# WRITTEN EXERCISE
Read through the entries below and return each line with the word "Encarcelamiento".

# THE INPUT

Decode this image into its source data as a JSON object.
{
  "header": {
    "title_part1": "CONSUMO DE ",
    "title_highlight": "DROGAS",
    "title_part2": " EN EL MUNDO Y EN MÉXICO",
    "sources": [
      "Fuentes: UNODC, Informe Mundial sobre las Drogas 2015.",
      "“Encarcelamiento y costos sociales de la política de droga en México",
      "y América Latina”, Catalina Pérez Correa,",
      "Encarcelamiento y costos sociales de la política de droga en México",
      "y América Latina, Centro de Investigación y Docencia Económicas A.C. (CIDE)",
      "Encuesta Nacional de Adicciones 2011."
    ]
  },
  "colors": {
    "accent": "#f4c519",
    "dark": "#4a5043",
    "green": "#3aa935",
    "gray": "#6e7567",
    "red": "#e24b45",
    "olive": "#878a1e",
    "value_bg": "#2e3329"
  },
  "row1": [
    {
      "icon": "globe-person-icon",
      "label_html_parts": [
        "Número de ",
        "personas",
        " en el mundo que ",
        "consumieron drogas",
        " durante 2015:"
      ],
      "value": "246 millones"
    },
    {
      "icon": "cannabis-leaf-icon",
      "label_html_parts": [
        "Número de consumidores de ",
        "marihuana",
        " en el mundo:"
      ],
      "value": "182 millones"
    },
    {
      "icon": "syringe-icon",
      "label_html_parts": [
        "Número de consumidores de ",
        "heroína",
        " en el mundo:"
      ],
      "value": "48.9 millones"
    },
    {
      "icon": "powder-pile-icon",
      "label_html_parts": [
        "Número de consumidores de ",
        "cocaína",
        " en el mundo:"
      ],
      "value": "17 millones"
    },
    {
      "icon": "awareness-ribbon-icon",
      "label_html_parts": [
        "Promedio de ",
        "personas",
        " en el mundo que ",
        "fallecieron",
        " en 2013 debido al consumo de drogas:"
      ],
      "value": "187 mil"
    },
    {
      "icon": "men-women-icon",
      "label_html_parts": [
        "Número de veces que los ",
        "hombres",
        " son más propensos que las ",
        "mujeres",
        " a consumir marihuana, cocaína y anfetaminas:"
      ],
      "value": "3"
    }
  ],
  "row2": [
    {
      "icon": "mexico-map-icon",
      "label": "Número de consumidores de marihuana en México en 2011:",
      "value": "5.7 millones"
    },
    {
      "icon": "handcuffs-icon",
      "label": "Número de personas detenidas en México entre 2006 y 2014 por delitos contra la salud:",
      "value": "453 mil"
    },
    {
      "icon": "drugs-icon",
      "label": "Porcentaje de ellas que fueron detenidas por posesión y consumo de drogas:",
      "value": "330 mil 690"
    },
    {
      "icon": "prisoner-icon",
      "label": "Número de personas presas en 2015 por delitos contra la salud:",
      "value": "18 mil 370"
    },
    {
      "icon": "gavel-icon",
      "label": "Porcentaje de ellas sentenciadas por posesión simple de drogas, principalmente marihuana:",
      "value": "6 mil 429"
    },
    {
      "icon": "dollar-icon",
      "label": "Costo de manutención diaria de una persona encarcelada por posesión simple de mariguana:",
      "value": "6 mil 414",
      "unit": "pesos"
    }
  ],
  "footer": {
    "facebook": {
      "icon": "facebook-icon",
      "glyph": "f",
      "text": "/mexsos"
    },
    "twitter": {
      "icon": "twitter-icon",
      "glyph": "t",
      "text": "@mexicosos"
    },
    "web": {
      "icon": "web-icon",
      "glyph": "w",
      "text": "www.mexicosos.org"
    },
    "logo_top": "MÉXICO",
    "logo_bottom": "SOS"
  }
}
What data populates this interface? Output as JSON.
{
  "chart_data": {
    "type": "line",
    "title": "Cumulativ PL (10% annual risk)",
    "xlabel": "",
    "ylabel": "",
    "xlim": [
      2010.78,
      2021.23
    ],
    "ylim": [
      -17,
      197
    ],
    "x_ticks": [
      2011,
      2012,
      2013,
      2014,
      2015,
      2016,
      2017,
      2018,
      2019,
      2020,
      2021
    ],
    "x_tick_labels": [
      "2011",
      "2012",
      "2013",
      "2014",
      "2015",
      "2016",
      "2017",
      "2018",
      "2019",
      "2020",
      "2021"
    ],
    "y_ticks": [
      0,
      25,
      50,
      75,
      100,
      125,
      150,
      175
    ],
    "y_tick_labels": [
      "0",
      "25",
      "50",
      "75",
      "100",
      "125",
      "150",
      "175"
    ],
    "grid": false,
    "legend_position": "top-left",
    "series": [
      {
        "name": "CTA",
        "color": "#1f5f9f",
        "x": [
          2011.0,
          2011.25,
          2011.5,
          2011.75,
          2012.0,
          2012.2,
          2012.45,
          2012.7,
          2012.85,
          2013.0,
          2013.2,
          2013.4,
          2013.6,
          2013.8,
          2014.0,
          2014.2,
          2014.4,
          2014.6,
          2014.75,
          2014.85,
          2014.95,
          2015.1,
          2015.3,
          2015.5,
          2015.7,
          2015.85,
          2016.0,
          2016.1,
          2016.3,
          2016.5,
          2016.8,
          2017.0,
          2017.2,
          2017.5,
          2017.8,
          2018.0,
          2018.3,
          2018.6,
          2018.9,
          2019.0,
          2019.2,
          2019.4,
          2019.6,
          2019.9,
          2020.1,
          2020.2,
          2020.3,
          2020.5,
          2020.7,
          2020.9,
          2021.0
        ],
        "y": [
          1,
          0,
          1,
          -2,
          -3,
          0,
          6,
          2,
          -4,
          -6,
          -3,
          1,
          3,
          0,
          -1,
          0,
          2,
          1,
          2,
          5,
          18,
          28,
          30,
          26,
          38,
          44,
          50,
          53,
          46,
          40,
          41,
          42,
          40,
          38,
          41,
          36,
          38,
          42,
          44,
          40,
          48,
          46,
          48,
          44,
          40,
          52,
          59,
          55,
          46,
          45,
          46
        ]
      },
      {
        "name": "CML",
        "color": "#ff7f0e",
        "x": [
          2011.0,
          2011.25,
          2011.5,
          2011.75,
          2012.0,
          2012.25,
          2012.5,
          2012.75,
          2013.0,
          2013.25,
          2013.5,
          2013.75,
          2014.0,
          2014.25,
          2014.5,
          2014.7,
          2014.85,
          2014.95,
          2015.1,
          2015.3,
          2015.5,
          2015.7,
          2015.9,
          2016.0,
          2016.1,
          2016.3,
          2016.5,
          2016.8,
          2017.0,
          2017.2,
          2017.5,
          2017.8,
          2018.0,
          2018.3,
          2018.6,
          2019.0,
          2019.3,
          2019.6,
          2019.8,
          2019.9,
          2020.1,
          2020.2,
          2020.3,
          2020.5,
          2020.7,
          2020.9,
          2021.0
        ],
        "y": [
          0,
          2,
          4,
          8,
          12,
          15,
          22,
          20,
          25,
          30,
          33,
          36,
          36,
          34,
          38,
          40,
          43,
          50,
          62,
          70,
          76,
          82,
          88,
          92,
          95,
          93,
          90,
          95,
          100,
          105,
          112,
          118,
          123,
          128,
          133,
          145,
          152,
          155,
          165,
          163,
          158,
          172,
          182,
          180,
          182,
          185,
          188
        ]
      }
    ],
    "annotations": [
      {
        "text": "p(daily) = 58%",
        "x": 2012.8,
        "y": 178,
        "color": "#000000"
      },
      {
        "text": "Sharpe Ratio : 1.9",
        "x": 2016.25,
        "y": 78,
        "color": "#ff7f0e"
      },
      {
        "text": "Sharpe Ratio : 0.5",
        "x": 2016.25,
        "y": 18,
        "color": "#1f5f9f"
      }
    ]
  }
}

# CORRECT RESPONSE
      "“Encarcelamiento y costos sociales de la política de droga en México",
      "Encarcelamiento y costos sociales de la política de droga en México",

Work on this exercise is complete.